» **Instructions to follow**: Pull every line containing the word "корпуса" from the records.
##############################
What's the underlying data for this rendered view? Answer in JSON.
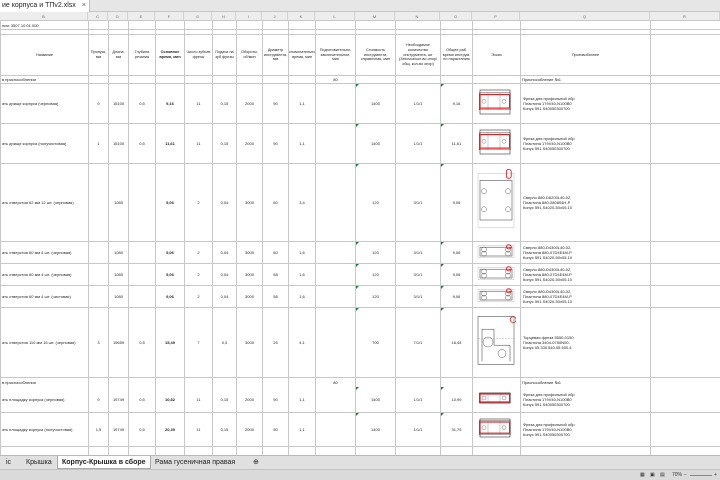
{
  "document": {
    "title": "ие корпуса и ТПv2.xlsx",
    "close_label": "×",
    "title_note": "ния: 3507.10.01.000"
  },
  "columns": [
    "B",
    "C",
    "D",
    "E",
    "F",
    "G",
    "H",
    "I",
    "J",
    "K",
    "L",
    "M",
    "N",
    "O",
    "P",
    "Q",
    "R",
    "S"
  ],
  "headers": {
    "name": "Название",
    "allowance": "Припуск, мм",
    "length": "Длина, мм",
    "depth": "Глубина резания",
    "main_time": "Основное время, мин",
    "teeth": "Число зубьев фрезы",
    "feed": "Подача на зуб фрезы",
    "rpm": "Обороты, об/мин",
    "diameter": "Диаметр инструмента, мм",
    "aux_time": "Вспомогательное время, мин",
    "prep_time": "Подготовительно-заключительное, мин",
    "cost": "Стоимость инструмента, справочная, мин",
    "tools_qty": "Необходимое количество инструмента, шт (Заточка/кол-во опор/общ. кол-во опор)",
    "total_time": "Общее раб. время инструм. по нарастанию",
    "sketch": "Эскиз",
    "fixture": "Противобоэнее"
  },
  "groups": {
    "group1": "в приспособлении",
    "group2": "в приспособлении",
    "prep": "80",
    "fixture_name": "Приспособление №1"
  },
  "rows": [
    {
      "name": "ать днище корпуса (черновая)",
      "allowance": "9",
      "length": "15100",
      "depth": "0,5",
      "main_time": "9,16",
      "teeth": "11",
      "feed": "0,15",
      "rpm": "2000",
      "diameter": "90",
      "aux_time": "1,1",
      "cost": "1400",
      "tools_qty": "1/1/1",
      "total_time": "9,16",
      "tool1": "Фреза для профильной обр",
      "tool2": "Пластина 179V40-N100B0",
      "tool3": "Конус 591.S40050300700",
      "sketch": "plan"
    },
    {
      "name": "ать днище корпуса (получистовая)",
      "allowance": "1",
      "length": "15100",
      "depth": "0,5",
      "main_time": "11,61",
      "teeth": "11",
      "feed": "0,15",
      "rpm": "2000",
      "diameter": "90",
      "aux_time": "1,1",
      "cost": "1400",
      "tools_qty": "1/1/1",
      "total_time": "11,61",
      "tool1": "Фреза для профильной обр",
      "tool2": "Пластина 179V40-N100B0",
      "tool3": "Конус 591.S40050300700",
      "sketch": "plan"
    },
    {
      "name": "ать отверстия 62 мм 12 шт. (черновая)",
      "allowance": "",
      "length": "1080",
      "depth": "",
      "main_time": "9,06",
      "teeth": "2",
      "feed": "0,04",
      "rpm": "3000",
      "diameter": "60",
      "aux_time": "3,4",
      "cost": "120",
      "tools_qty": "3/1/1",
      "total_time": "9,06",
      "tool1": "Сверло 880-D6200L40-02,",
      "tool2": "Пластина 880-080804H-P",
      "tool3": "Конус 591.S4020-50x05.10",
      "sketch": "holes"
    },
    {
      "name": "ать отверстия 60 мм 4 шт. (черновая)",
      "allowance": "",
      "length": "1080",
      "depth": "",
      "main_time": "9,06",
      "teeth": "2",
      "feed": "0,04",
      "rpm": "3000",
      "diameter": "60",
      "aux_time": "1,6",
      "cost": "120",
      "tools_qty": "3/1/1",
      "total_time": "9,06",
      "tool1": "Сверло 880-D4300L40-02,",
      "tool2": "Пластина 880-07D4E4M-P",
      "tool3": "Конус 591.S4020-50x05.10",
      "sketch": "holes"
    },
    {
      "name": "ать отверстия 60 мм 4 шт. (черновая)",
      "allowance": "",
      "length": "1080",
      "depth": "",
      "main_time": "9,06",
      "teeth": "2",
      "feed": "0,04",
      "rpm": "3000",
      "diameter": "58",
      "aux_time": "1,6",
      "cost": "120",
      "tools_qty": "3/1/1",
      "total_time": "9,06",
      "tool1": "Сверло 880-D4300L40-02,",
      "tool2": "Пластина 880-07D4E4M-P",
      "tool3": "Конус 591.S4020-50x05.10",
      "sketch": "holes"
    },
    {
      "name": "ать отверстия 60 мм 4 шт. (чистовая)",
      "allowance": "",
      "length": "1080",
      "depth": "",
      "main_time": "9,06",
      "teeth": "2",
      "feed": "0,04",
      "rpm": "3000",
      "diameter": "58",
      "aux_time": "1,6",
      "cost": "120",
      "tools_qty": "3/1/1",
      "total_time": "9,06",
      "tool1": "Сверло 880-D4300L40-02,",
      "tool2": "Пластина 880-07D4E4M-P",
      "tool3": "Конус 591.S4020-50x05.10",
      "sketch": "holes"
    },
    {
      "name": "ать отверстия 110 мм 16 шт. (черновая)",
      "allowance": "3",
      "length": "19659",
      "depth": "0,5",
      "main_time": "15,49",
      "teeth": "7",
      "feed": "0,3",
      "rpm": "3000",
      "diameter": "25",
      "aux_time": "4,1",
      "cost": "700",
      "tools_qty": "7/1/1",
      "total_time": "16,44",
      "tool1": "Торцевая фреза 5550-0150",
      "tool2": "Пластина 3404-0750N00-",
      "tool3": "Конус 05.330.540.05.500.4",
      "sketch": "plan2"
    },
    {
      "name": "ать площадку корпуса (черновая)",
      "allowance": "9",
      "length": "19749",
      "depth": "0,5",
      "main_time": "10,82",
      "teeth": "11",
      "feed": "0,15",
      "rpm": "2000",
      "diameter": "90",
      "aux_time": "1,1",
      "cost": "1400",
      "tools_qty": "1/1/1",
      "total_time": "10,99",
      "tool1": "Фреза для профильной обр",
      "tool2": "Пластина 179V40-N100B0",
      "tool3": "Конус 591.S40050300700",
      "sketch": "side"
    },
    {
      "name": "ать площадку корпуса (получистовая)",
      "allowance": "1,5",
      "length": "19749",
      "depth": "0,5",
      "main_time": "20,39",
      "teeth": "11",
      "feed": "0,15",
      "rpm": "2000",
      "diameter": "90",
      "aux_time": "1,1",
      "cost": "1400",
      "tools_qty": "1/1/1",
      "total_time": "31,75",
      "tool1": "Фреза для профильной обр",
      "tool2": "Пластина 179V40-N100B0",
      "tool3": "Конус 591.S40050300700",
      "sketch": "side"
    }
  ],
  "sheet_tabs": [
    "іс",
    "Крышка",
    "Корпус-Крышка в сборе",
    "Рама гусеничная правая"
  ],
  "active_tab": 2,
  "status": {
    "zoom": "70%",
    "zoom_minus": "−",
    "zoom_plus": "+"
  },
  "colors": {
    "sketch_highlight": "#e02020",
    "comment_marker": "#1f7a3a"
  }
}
##############################
» **Solution for this exercise**:
    "title": "ие корпуса и ТПv2.xlsx",
      "name": "ать днище корпуса (черновая)",
      "name": "ать днище корпуса (получистовая)",
      "name": "ать площадку корпуса (черновая)",
      "name": "ать площадку корпуса (получистовая)",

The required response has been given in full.